◆ **EXERCISE DIRECTIONS**:
Reproduce the listing exactly and skip over any pictures.

◆ **DATA FOR THE TASK**:
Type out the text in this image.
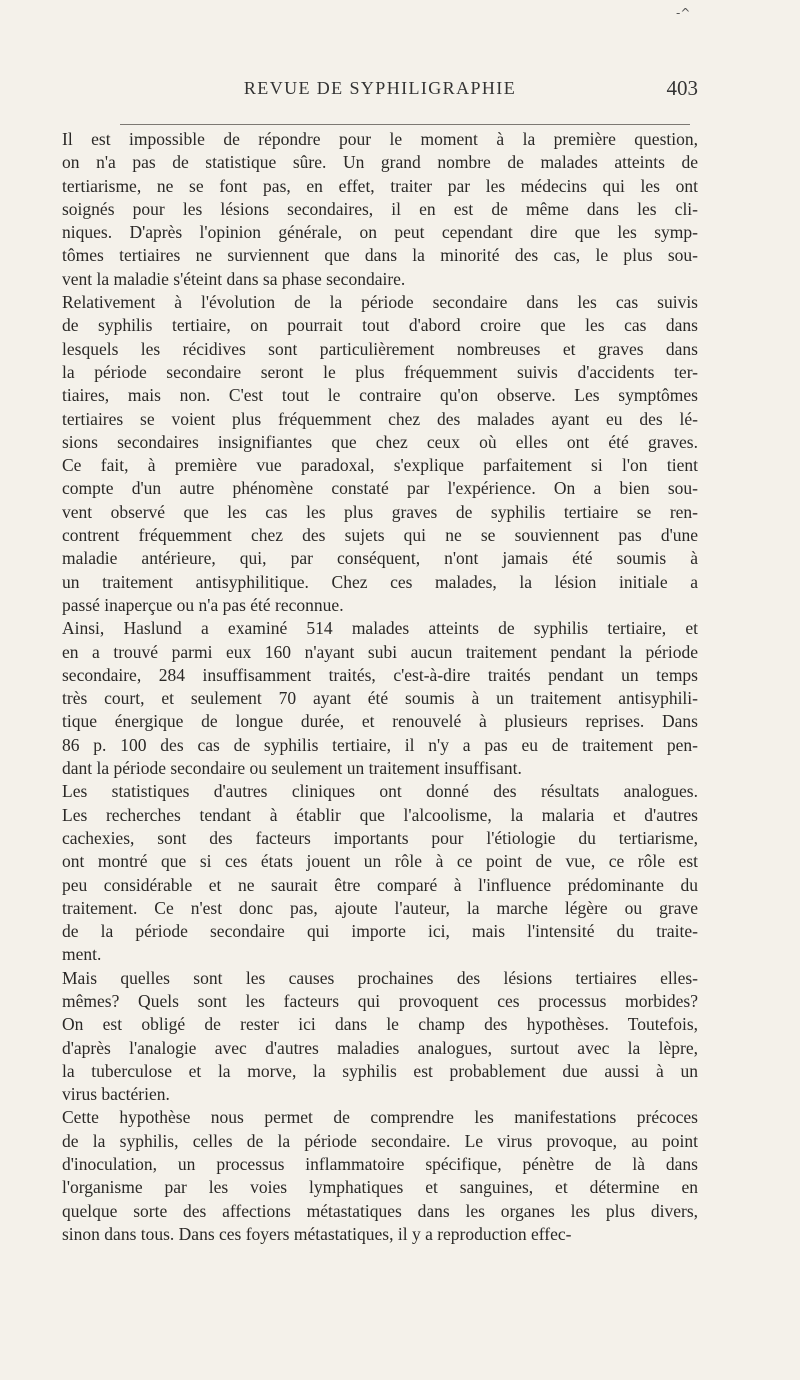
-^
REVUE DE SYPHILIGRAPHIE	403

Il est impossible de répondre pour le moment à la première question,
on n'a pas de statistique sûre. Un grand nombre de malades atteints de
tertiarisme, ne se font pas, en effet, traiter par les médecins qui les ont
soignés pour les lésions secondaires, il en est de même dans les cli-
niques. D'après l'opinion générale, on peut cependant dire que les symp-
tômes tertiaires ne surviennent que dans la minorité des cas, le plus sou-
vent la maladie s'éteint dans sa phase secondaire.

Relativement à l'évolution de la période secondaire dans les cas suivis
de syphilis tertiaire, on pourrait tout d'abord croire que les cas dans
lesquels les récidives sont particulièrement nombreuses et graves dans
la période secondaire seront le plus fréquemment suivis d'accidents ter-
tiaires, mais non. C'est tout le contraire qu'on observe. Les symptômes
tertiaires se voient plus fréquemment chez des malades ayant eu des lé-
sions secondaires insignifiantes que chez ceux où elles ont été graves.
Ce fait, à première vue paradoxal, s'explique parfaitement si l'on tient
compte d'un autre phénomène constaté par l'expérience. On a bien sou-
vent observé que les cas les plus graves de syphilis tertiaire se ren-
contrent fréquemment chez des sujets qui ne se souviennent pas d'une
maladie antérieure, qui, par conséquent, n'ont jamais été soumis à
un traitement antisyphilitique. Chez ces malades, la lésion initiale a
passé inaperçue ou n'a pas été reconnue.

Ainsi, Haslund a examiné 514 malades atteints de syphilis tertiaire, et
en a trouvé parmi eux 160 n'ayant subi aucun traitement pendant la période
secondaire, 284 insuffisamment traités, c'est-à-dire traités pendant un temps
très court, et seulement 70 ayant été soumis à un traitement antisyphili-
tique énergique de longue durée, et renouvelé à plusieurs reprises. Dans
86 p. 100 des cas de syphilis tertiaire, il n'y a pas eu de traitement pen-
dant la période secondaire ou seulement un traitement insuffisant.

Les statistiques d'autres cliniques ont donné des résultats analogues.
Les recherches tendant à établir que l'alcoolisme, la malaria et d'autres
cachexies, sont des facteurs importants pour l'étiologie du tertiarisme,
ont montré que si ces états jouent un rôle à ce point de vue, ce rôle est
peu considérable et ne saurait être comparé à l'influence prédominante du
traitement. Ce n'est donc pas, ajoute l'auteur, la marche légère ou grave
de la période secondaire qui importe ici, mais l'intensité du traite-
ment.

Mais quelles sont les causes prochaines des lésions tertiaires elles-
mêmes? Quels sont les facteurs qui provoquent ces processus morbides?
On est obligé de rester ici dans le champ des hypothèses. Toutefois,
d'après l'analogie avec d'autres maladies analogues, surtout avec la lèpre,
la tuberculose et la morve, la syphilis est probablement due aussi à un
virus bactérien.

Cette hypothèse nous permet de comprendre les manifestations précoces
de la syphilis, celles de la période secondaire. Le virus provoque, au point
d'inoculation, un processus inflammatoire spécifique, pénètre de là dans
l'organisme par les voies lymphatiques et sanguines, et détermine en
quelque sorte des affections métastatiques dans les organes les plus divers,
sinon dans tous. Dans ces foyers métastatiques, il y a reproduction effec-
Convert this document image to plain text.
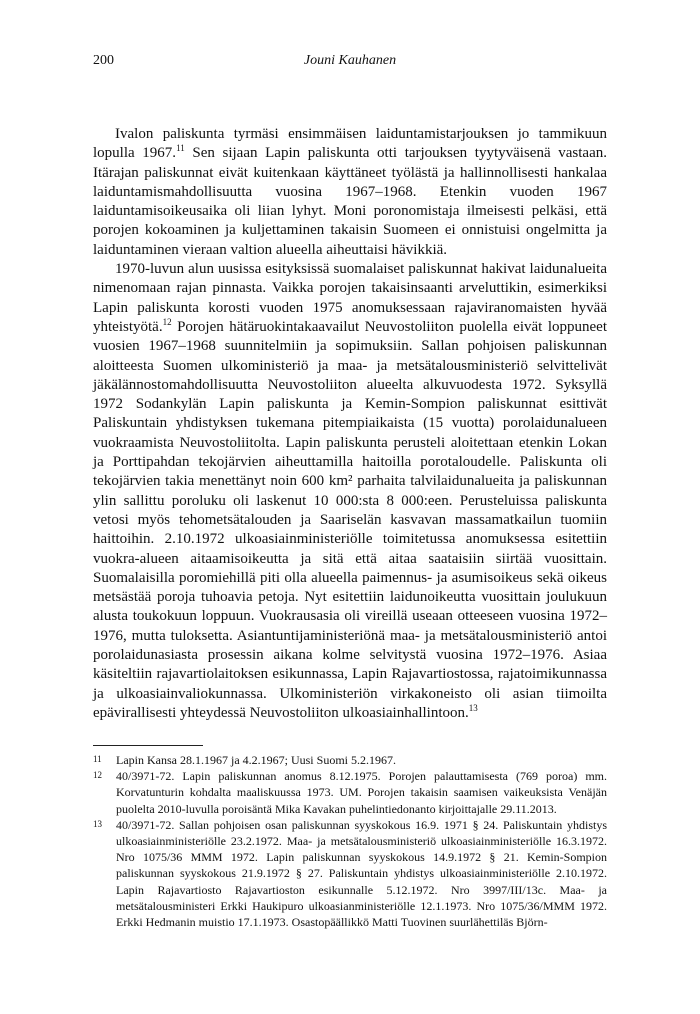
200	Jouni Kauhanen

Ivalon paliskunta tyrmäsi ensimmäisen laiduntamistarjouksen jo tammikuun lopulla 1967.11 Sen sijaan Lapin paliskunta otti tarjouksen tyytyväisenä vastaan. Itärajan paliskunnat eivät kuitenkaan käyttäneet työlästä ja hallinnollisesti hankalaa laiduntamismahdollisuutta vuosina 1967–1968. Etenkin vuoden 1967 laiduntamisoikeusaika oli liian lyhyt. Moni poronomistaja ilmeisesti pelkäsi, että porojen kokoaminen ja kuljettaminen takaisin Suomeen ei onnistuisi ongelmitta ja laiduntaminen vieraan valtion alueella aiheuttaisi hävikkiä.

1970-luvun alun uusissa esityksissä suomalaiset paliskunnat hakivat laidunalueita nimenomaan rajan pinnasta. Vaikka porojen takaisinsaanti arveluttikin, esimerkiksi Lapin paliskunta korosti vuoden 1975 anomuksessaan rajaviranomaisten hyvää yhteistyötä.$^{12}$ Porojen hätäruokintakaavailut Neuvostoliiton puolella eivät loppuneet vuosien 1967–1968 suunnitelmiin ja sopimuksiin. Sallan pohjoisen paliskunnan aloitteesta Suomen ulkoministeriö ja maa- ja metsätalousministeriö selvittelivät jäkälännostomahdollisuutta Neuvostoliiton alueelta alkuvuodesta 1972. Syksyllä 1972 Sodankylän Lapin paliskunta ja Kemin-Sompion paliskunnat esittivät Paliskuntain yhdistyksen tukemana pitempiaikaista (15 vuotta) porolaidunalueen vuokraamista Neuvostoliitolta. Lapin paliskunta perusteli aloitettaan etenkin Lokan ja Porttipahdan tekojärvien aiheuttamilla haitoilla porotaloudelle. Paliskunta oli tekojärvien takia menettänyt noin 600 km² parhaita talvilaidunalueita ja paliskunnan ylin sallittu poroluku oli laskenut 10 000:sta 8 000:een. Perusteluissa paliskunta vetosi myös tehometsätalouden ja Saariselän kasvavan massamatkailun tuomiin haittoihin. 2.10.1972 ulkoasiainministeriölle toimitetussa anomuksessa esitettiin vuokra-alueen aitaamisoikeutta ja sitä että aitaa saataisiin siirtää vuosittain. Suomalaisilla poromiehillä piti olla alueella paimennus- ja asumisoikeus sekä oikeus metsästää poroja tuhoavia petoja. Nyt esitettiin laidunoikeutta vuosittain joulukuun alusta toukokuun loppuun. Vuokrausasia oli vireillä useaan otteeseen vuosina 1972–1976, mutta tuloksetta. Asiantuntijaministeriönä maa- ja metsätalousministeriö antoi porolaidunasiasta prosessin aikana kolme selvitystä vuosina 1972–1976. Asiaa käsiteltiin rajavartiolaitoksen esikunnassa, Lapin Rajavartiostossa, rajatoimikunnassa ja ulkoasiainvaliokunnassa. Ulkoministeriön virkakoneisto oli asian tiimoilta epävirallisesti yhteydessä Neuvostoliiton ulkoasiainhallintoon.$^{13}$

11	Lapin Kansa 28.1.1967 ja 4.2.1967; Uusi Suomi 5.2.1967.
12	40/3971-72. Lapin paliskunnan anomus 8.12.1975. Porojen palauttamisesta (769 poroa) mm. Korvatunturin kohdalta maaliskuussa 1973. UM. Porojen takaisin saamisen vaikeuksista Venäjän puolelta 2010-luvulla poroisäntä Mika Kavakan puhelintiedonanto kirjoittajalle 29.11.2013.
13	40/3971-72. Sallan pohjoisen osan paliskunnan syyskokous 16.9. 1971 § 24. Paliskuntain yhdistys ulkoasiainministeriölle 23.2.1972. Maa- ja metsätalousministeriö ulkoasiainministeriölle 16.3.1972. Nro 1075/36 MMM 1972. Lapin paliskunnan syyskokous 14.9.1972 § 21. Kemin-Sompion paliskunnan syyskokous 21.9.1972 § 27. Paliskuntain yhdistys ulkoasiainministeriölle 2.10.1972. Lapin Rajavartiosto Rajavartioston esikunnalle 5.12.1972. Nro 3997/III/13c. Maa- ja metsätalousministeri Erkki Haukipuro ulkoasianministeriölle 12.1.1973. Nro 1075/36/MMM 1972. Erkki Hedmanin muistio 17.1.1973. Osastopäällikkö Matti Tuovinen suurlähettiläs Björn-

◆ **YOUR SOLUTION**:
Type out the text in this image.
-^
REVUE DE SYPHILIGRAPHIE	403

Il est impossible de répondre pour le moment à la première question,
on n'a pas de statistique sûre. Un grand nombre de malades atteints de
tertiarisme, ne se font pas, en effet, traiter par les médecins qui les ont
soignés pour les lésions secondaires, il en est de même dans les cli-
niques. D'après l'opinion générale, on peut cependant dire que les symp-
tômes tertiaires ne surviennent que dans la minorité des cas, le plus sou-
vent la maladie s'éteint dans sa phase secondaire.

Relativement à l'évolution de la période secondaire dans les cas suivis
de syphilis tertiaire, on pourrait tout d'abord croire que les cas dans
lesquels les récidives sont particulièrement nombreuses et graves dans
la période secondaire seront le plus fréquemment suivis d'accidents ter-
tiaires, mais non. C'est tout le contraire qu'on observe. Les symptômes
tertiaires se voient plus fréquemment chez des malades ayant eu des lé-
sions secondaires insignifiantes que chez ceux où elles ont été graves.
Ce fait, à première vue paradoxal, s'explique parfaitement si l'on tient
compte d'un autre phénomène constaté par l'expérience. On a bien sou-
vent observé que les cas les plus graves de syphilis tertiaire se ren-
contrent fréquemment chez des sujets qui ne se souviennent pas d'une
maladie antérieure, qui, par conséquent, n'ont jamais été soumis à
un traitement antisyphilitique. Chez ces malades, la lésion initiale a
passé inaperçue ou n'a pas été reconnue.

Ainsi, Haslund a examiné 514 malades atteints de syphilis tertiaire, et
en a trouvé parmi eux 160 n'ayant subi aucun traitement pendant la période
secondaire, 284 insuffisamment traités, c'est-à-dire traités pendant un temps
très court, et seulement 70 ayant été soumis à un traitement antisyphili-
tique énergique de longue durée, et renouvelé à plusieurs reprises. Dans
86 p. 100 des cas de syphilis tertiaire, il n'y a pas eu de traitement pen-
dant la période secondaire ou seulement un traitement insuffisant.

Les statistiques d'autres cliniques ont donné des résultats analogues.
Les recherches tendant à établir que l'alcoolisme, la malaria et d'autres
cachexies, sont des facteurs importants pour l'étiologie du tertiarisme,
ont montré que si ces états jouent un rôle à ce point de vue, ce rôle est
peu considérable et ne saurait être comparé à l'influence prédominante du
traitement. Ce n'est donc pas, ajoute l'auteur, la marche légère ou grave
de la période secondaire qui importe ici, mais l'intensité du traite-
ment.

Mais quelles sont les causes prochaines des lésions tertiaires elles-
mêmes? Quels sont les facteurs qui provoquent ces processus morbides?
On est obligé de rester ici dans le champ des hypothèses. Toutefois,
d'après l'analogie avec d'autres maladies analogues, surtout avec la lèpre,
la tuberculose et la morve, la syphilis est probablement due aussi à un
virus bactérien.

Cette hypothèse nous permet de comprendre les manifestations précoces
de la syphilis, celles de la période secondaire. Le virus provoque, au point
d'inoculation, un processus inflammatoire spécifique, pénètre de là dans
l'organisme par les voies lymphatiques et sanguines, et détermine en
quelque sorte des affections métastatiques dans les organes les plus divers,
sinon dans tous. Dans ces foyers métastatiques, il y a reproduction effec-
Convert this document image to plain text.
200	Jouni Kauhanen

Ivalon paliskunta tyrmäsi ensimmäisen laiduntamistarjouksen jo tammikuun lopulla 1967.11 Sen sijaan Lapin paliskunta otti tarjouksen tyytyväisenä vastaan. Itärajan paliskunnat eivät kuitenkaan käyttäneet työlästä ja hallinnollisesti hankalaa laiduntamismahdollisuutta vuosina 1967–1968. Etenkin vuoden 1967 laiduntamisoikeusaika oli liian lyhyt. Moni poronomistaja ilmeisesti pelkäsi, että porojen kokoaminen ja kuljettaminen takaisin Suomeen ei onnistuisi ongelmitta ja laiduntaminen vieraan valtion alueella aiheuttaisi hävikkiä.

1970-luvun alun uusissa esityksissä suomalaiset paliskunnat hakivat laidunalueita nimenomaan rajan pinnasta. Vaikka porojen takaisinsaanti arveluttikin, esimerkiksi Lapin paliskunta korosti vuoden 1975 anomuksessaan rajaviranomaisten hyvää yhteistyötä.$^{12}$ Porojen hätäruokintakaavailut Neuvostoliiton puolella eivät loppuneet vuosien 1967–1968 suunnitelmiin ja sopimuksiin. Sallan pohjoisen paliskunnan aloitteesta Suomen ulkoministeriö ja maa- ja metsätalousministeriö selvittelivät jäkälännostomahdollisuutta Neuvostoliiton alueelta alkuvuodesta 1972. Syksyllä 1972 Sodankylän Lapin paliskunta ja Kemin-Sompion paliskunnat esittivät Paliskuntain yhdistyksen tukemana pitempiaikaista (15 vuotta) porolaidunalueen vuokraamista Neuvostoliitolta. Lapin paliskunta perusteli aloitettaan etenkin Lokan ja Porttipahdan tekojärvien aiheuttamilla haitoilla porotaloudelle. Paliskunta oli tekojärvien takia menettänyt noin 600 km² parhaita talvilaidunalueita ja paliskunnan ylin sallittu poroluku oli laskenut 10 000:sta 8 000:een. Perusteluissa paliskunta vetosi myös tehometsätalouden ja Saariselän kasvavan massamatkailun tuomiin haittoihin. 2.10.1972 ulkoasiainministeriölle toimitetussa anomuksessa esitettiin vuokra-alueen aitaamisoikeutta ja sitä että aitaa saataisiin siirtää vuosittain. Suomalaisilla poromiehillä piti olla alueella paimennus- ja asumisoikeus sekä oikeus metsästää poroja tuhoavia petoja. Nyt esitettiin laidunoikeutta vuosittain joulukuun alusta toukokuun loppuun. Vuokrausasia oli vireillä useaan otteeseen vuosina 1972–1976, mutta tuloksetta. Asiantuntijaministeriönä maa- ja metsätalousministeriö antoi porolaidunasiasta prosessin aikana kolme selvitystä vuosina 1972–1976. Asiaa käsiteltiin rajavartiolaitoksen esikunnassa, Lapin Rajavartiostossa, rajatoimikunnassa ja ulkoasiainvaliokunnassa. Ulkoministeriön virkakoneisto oli asian tiimoilta epävirallisesti yhteydessä Neuvostoliiton ulkoasiainhallintoon.$^{13}$

11	Lapin Kansa 28.1.1967 ja 4.2.1967; Uusi Suomi 5.2.1967.
12	40/3971-72. Lapin paliskunnan anomus 8.12.1975. Porojen palauttamisesta (769 poroa) mm. Korvatunturin kohdalta maaliskuussa 1973. UM. Porojen takaisin saamisen vaikeuksista Venäjän puolelta 2010-luvulla poroisäntä Mika Kavakan puhelintiedonanto kirjoittajalle 29.11.2013.
13	40/3971-72. Sallan pohjoisen osan paliskunnan syyskokous 16.9. 1971 § 24. Paliskuntain yhdistys ulkoasiainministeriölle 23.2.1972. Maa- ja metsätalousministeriö ulkoasiainministeriölle 16.3.1972. Nro 1075/36 MMM 1972. Lapin paliskunnan syyskokous 14.9.1972 § 21. Kemin-Sompion paliskunnan syyskokous 21.9.1972 § 27. Paliskuntain yhdistys ulkoasiainministeriölle 2.10.1972. Lapin Rajavartiosto Rajavartioston esikunnalle 5.12.1972. Nro 3997/III/13c. Maa- ja metsätalousministeri Erkki Haukipuro ulkoasianministeriölle 12.1.1973. Nro 1075/36/MMM 1972. Erkki Hedmanin muistio 17.1.1973. Osastopäällikkö Matti Tuovinen suurlähettiläs Björn-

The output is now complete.